§ **Task details**
Please output every line of the material as it stands, without the pictures.
=-=-=-=-=
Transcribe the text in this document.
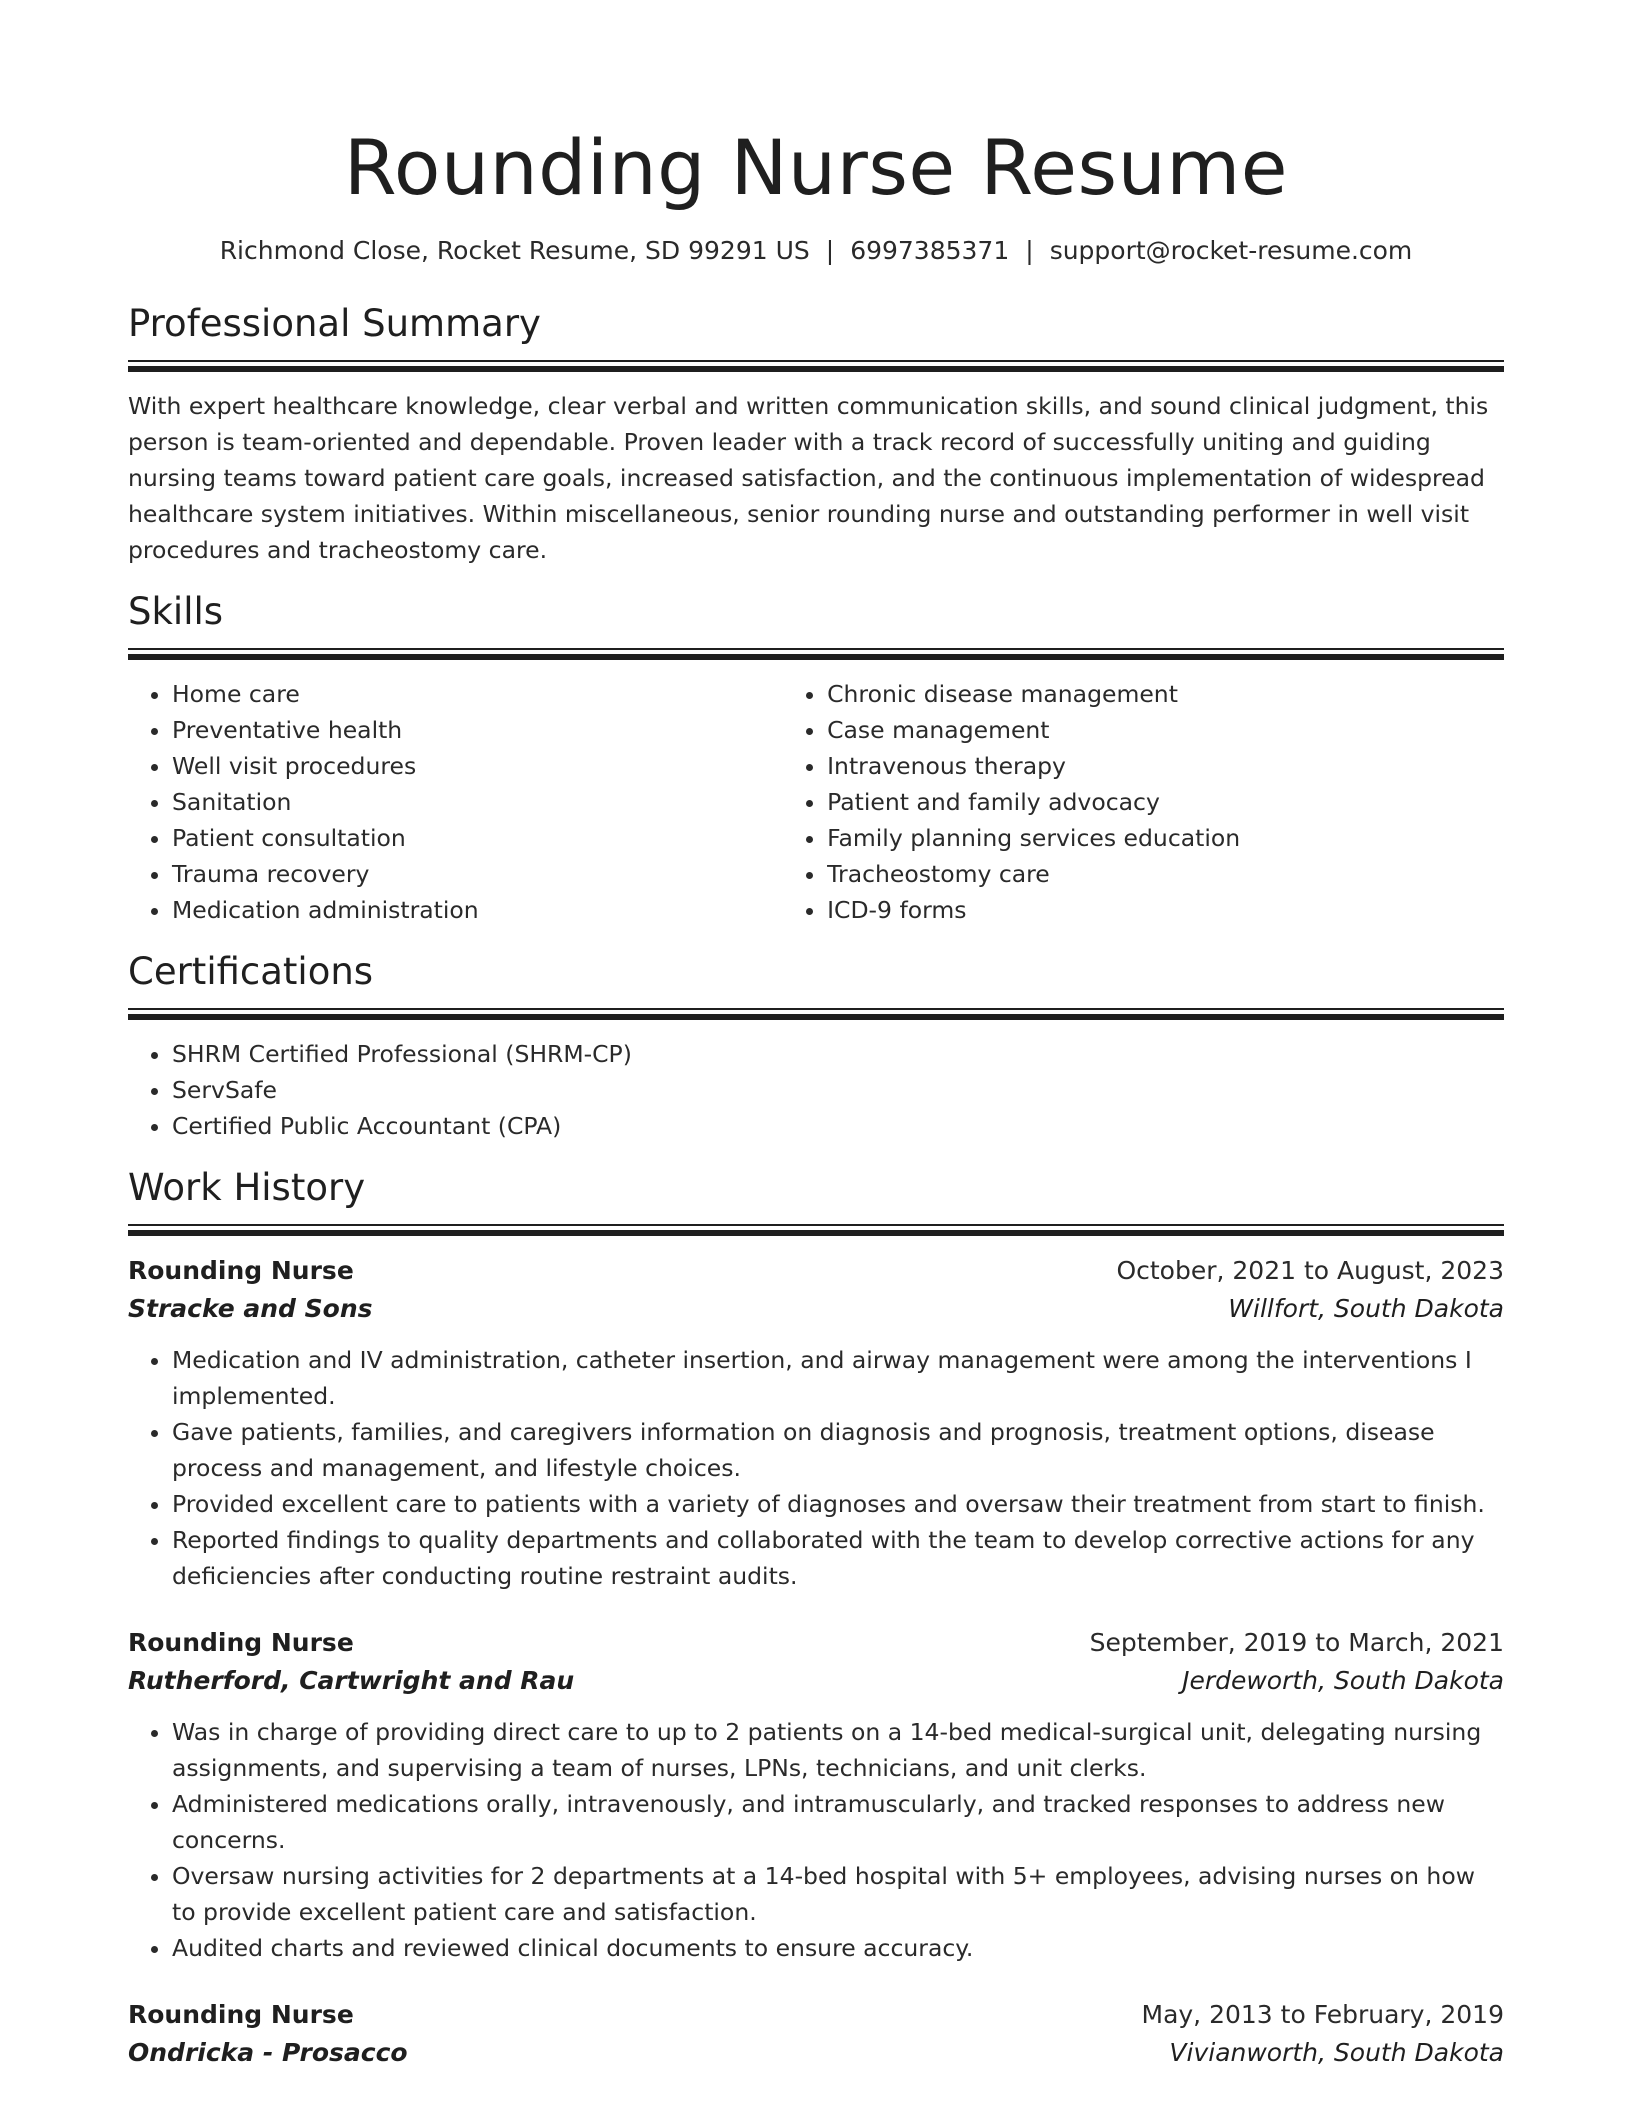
Rounding Nurse Resume
Richmond Close, Rocket Resume, SD 99291 US | 6997385371 | support@rocket-resume.com
Professional Summary

With expert healthcare knowledge, clear verbal and written communication skills, and sound clinical judgment, this person is team-oriented and dependable. Proven leader with a track record of successfully uniting and guiding nursing teams toward patient care goals, increased satisfaction, and the continuous implementation of widespread healthcare system initiatives. Within miscellaneous, senior rounding nurse and outstanding performer in well visit procedures and tracheostomy care.

Skills
• Home care
• Preventative health
• Well visit procedures
• Sanitation
• Patient consultation
• Trauma recovery
• Medication administration
• Chronic disease management
• Case management
• Intravenous therapy
• Patient and family advocacy
• Family planning services education
• Tracheostomy care
• ICD-9 forms
Certifications
• SHRM Certified Professional (SHRM-CP)
• ServSafe
• Certified Public Accountant (CPA)
Work History
Rounding Nurse	October, 2021 to August, 2023
Stracke and Sons	Willfort, South Dakota
• Medication and IV administration, catheter insertion, and airway management were among the interventions I implemented.
• Gave patients, families, and caregivers information on diagnosis and prognosis, treatment options, disease process and management, and lifestyle choices.
• Provided excellent care to patients with a variety of diagnoses and oversaw their treatment from start to finish.
• Reported findings to quality departments and collaborated with the team to develop corrective actions for any deficiencies after conducting routine restraint audits.
Rounding Nurse	September, 2019 to March, 2021
Rutherford, Cartwright and Rau	Jerdeworth, South Dakota
• Was in charge of providing direct care to up to 2 patients on a 14-bed medical-surgical unit, delegating nursing assignments, and supervising a team of nurses, LPNs, technicians, and unit clerks.
• Administered medications orally, intravenously, and intramuscularly, and tracked responses to address new concerns.
• Oversaw nursing activities for 2 departments at a 14-bed hospital with 5+ employees, advising nurses on how to provide excellent patient care and satisfaction.
• Audited charts and reviewed clinical documents to ensure accuracy.
Rounding Nurse	May, 2013 to February, 2019
Ondricka - Prosacco	Vivianworth, South Dakota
=-=-=-=-=
§ **Output of the exercise**
Transcribe the text in this document.
Rounding Nurse Resume
Richmond Close, Rocket Resume, SD 99291 US | 6997385371 | support@rocket-resume.com
Professional Summary

With expert healthcare knowledge, clear verbal and written communication skills, and sound clinical judgment, this person is team-oriented and dependable. Proven leader with a track record of successfully uniting and guiding nursing teams toward patient care goals, increased satisfaction, and the continuous implementation of widespread healthcare system initiatives. Within miscellaneous, senior rounding nurse and outstanding performer in well visit procedures and tracheostomy care.

Skills
• Home care
• Preventative health
• Well visit procedures
• Sanitation
• Patient consultation
• Trauma recovery
• Medication administration
• Chronic disease management
• Case management
• Intravenous therapy
• Patient and family advocacy
• Family planning services education
• Tracheostomy care
• ICD-9 forms
Certifications
• SHRM Certified Professional (SHRM-CP)
• ServSafe
• Certified Public Accountant (CPA)
Work History
Rounding Nurse	October, 2021 to August, 2023
Stracke and Sons	Willfort, South Dakota
• Medication and IV administration, catheter insertion, and airway management were among the interventions I implemented.
• Gave patients, families, and caregivers information on diagnosis and prognosis, treatment options, disease process and management, and lifestyle choices.
• Provided excellent care to patients with a variety of diagnoses and oversaw their treatment from start to finish.
• Reported findings to quality departments and collaborated with the team to develop corrective actions for any deficiencies after conducting routine restraint audits.
Rounding Nurse	September, 2019 to March, 2021
Rutherford, Cartwright and Rau	Jerdeworth, South Dakota
• Was in charge of providing direct care to up to 2 patients on a 14-bed medical-surgical unit, delegating nursing assignments, and supervising a team of nurses, LPNs, technicians, and unit clerks.
• Administered medications orally, intravenously, and intramuscularly, and tracked responses to address new concerns.
• Oversaw nursing activities for 2 departments at a 14-bed hospital with 5+ employees, advising nurses on how to provide excellent patient care and satisfaction.
• Audited charts and reviewed clinical documents to ensure accuracy.
Rounding Nurse	May, 2013 to February, 2019
Ondricka - Prosacco	Vivianworth, South Dakota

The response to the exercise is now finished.